Task:
Identify each line containing the word "سمعت" and copy it.

Records to process:
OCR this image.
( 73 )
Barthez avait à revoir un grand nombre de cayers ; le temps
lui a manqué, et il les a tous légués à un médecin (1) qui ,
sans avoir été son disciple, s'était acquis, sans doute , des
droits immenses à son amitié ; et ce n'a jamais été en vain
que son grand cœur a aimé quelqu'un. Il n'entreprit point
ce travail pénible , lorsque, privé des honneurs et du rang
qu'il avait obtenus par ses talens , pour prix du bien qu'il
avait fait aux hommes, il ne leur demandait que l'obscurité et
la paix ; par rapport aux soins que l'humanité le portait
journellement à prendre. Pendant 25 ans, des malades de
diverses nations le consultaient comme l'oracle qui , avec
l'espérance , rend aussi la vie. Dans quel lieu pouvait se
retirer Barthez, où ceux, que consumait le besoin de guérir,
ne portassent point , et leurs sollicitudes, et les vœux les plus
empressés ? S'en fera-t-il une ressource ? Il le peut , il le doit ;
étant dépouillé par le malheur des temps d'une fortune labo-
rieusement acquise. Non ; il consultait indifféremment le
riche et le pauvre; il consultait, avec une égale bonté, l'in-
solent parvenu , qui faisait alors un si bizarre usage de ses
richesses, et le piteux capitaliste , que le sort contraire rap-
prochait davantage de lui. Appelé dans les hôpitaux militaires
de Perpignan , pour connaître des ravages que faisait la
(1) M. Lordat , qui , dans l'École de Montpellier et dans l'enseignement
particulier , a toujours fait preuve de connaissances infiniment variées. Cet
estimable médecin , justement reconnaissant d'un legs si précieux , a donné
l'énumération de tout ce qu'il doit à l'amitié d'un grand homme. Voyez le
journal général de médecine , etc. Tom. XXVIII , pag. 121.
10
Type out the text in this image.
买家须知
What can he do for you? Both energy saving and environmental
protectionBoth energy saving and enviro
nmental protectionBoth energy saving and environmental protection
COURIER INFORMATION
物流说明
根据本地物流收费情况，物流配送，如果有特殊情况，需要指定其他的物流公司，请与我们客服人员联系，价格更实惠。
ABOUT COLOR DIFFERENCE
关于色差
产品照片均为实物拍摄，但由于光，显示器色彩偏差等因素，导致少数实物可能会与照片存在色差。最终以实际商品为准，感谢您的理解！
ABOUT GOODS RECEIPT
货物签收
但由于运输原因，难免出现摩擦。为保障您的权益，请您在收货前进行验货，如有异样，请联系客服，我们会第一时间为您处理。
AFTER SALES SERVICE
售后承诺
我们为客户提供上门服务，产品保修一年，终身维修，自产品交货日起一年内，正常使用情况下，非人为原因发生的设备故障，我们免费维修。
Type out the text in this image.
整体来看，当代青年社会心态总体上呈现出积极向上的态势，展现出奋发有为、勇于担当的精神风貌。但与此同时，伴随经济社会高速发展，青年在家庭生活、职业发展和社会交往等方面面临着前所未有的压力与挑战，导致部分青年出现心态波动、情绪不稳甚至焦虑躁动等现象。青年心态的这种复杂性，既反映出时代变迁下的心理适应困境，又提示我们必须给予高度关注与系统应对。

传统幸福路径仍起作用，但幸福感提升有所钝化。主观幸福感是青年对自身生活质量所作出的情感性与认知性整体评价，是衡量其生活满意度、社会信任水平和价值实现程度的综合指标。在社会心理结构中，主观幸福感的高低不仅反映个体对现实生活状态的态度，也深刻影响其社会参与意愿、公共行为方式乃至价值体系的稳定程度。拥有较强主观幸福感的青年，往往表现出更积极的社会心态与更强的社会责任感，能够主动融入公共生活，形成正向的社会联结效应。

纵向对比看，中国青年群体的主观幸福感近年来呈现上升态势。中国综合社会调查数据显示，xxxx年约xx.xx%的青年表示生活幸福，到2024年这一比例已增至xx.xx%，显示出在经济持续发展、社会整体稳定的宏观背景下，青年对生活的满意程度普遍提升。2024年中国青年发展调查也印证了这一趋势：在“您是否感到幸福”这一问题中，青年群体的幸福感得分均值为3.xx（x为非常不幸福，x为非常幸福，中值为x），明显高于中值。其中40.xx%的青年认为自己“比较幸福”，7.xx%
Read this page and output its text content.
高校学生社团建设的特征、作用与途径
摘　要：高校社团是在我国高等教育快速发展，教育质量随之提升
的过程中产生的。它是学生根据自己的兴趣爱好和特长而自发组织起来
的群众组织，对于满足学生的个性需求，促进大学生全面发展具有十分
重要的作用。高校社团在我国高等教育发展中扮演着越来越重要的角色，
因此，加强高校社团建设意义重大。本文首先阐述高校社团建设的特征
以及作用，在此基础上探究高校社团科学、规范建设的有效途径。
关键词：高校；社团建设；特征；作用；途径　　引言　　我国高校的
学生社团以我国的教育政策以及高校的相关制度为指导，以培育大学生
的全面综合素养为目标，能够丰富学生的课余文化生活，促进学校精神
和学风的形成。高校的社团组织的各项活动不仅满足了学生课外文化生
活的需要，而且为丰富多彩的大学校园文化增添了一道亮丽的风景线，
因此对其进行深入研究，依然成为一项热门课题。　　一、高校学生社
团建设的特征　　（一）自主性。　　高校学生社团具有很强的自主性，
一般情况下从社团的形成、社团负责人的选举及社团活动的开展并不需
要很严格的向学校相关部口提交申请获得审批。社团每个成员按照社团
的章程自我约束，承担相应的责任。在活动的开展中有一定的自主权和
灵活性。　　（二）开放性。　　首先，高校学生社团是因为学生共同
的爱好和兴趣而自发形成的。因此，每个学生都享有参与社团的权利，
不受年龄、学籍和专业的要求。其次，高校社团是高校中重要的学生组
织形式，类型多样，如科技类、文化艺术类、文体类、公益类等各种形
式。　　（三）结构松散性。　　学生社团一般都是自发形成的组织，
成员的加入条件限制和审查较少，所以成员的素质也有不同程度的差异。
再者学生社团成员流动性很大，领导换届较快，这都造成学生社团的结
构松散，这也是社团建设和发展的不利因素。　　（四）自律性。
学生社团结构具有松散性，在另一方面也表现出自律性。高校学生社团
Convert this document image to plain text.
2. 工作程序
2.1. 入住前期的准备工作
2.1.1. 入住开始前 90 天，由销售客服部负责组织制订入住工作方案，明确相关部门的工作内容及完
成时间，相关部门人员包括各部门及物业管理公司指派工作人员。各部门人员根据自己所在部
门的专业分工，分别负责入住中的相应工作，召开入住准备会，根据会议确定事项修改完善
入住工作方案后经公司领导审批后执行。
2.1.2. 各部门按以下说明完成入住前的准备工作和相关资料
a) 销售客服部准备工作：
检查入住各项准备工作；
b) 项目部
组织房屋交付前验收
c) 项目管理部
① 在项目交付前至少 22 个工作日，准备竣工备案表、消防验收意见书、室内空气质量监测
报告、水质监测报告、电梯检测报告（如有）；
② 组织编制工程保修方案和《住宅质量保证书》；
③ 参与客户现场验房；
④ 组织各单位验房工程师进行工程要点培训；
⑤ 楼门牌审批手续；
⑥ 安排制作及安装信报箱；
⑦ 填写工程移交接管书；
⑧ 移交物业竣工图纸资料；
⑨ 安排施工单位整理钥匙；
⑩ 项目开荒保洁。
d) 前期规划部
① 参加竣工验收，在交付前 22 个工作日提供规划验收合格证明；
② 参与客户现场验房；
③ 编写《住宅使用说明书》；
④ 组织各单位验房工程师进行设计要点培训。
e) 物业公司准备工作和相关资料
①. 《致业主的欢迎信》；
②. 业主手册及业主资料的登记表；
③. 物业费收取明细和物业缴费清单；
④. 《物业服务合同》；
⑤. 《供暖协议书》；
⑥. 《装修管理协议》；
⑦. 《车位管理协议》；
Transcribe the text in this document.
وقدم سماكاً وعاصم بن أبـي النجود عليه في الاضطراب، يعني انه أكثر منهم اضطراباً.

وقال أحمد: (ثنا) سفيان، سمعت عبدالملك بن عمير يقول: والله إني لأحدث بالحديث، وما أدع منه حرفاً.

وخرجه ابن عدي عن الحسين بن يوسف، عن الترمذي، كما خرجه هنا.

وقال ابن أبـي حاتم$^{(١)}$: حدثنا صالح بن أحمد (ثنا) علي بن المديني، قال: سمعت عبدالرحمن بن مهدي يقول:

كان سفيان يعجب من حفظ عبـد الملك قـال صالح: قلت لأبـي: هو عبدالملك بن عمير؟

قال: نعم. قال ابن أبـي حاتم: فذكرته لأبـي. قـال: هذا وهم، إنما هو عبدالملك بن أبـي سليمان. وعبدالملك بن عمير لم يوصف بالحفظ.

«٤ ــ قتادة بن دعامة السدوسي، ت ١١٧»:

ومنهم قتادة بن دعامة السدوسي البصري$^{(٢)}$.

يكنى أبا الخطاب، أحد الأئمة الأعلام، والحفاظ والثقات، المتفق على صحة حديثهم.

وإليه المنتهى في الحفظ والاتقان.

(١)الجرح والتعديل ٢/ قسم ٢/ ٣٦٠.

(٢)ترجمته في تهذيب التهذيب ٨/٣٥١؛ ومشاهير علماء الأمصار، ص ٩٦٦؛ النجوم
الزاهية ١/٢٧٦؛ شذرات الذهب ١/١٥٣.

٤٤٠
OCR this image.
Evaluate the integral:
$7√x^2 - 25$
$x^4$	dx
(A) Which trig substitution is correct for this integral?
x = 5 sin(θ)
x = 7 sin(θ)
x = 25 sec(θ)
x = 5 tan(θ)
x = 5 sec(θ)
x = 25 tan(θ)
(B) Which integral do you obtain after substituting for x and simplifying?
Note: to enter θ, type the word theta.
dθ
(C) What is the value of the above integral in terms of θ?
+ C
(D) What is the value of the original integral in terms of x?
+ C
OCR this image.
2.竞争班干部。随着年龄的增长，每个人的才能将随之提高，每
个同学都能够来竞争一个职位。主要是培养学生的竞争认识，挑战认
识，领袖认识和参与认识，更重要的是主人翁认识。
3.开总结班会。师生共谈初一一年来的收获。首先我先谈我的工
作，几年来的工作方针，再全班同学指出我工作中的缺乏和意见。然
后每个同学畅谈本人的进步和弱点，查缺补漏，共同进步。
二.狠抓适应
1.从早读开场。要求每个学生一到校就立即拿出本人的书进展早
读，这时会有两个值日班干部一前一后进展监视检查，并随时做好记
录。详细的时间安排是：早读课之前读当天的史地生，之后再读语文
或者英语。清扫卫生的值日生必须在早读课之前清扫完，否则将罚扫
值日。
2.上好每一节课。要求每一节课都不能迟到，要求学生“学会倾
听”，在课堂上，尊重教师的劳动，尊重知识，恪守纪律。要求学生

Exercise answer:
وقال أحمد: (ثنا) سفيان، سمعت عبدالملك بن عمير يقول: والله إني لأحدث بالحديث، وما أدع منه حرفاً.
وقال ابن أبـي حاتم$^{(١)}$: حدثنا صالح بن أحمد (ثنا) علي بن المديني، قال: سمعت عبدالرحمن بن مهدي يقول:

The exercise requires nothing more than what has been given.